Materials provided:
## Begin

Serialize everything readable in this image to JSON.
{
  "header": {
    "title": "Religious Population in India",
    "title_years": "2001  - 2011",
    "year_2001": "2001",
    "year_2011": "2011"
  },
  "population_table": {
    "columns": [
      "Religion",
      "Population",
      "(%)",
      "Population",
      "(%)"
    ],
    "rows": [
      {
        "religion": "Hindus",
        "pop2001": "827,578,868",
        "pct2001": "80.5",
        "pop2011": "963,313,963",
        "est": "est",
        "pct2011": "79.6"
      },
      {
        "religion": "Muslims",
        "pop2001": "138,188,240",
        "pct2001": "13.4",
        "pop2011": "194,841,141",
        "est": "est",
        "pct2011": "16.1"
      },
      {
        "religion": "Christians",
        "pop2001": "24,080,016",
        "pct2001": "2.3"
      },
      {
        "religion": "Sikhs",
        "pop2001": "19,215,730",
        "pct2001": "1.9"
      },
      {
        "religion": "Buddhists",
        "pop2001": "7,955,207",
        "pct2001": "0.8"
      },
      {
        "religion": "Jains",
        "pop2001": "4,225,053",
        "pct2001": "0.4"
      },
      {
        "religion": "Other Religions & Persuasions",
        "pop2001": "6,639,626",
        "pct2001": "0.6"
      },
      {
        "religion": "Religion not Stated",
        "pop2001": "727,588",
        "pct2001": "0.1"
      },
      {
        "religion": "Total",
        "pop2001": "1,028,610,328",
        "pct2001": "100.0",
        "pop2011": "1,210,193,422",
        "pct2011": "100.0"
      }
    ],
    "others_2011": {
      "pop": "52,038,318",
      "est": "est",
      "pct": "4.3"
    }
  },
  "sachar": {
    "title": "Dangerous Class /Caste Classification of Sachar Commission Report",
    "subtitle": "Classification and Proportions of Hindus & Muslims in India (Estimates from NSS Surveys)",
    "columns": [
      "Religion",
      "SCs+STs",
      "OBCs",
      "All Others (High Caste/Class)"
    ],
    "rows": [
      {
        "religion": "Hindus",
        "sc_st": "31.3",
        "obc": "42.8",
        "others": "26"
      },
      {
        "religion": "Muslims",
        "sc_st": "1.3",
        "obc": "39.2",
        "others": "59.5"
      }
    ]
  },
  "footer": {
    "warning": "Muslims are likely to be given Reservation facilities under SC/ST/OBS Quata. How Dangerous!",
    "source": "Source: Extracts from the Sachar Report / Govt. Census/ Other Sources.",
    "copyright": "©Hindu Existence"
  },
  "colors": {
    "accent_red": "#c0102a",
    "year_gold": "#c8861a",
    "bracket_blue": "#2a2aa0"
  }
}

## End

Given instruction: Every line in the data that holds "Report" should be copied out.

Complete answer:
    "title": "Dangerous Class /Caste Classification of Sachar Commission Report",
    "source": "Source: Extracts from the Sachar Report / Govt. Census/ Other Sources.",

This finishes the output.